- **What is asked**
Gather up every line that includes the string "label".

(Data extracted from a collection)
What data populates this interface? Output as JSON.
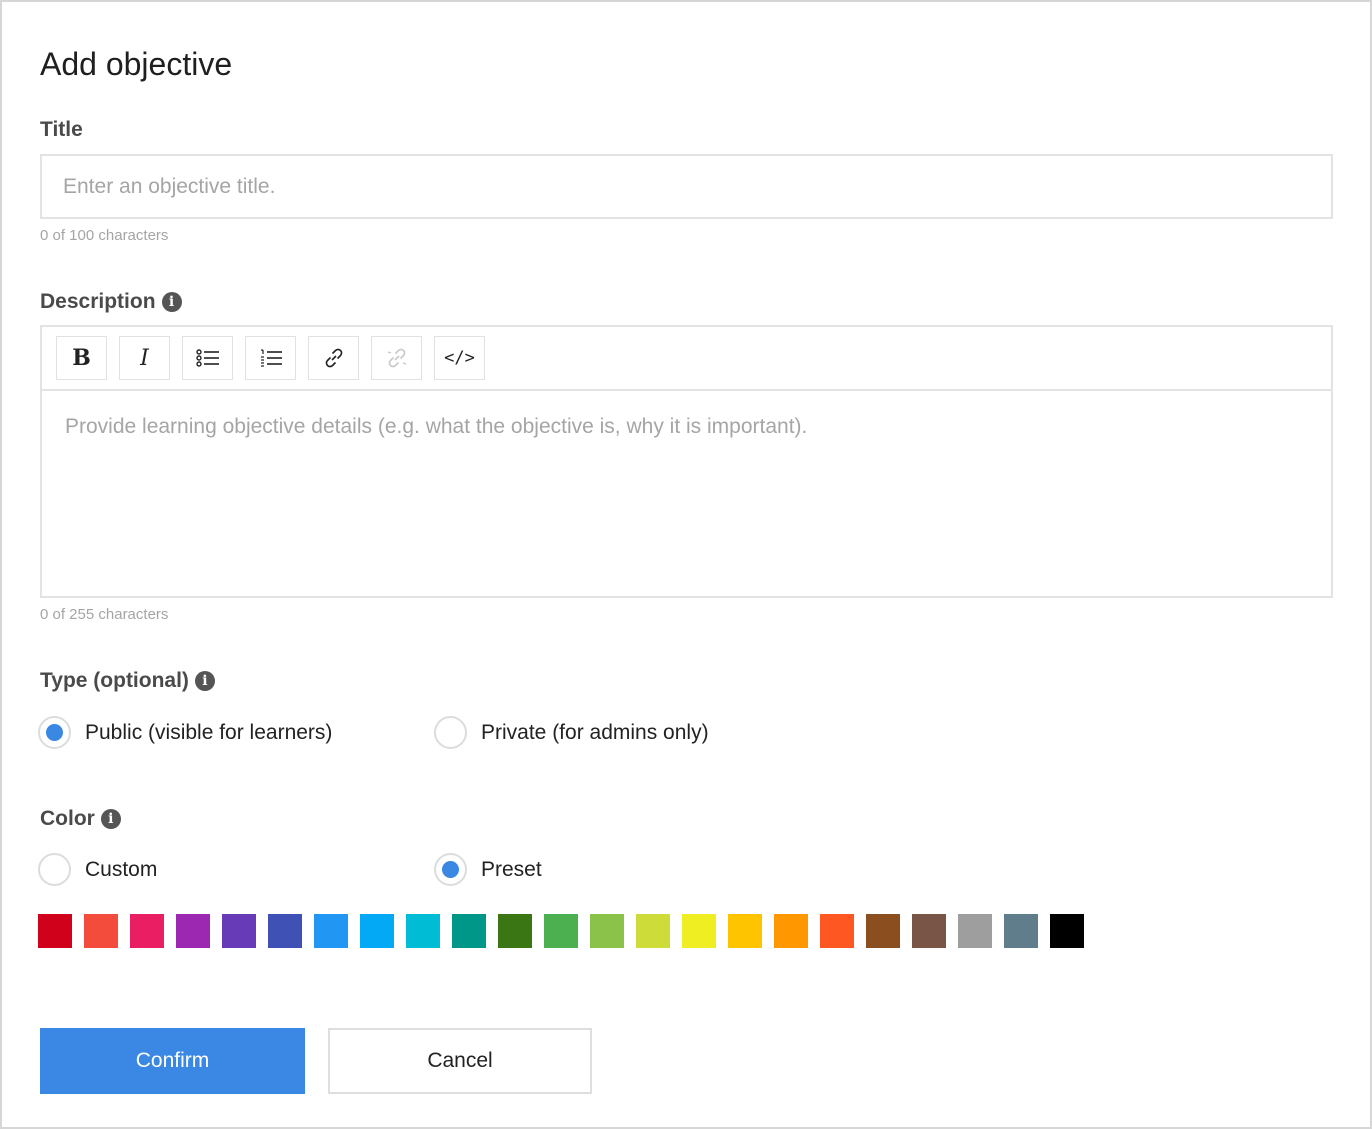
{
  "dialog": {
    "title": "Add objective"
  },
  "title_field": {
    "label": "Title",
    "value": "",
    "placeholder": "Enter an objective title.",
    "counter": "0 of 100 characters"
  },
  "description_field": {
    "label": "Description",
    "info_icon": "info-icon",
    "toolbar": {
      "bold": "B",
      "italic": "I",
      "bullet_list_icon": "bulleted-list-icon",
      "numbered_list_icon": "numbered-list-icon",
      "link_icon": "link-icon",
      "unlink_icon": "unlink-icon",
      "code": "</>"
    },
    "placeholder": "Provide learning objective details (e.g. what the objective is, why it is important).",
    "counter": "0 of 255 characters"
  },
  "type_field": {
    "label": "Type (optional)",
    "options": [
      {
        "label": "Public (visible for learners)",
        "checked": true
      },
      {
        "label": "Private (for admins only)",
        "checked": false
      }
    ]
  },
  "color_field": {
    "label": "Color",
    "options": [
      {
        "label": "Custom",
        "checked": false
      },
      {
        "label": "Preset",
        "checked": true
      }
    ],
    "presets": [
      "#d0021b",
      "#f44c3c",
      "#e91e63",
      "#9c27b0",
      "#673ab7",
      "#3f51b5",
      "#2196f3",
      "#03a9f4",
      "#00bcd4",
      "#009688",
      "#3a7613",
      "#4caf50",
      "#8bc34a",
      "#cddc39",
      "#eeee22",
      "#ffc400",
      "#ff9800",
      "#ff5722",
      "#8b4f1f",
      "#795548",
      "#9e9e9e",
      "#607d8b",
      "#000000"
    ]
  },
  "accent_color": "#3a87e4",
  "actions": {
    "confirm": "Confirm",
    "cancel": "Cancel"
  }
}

- **Written reply**
    "label": "Title",
    "label": "Description",
    "label": "Type (optional)",
        "label": "Public (visible for learners)",
        "label": "Private (for admins only)",
    "label": "Color",
        "label": "Custom",
        "label": "Preset",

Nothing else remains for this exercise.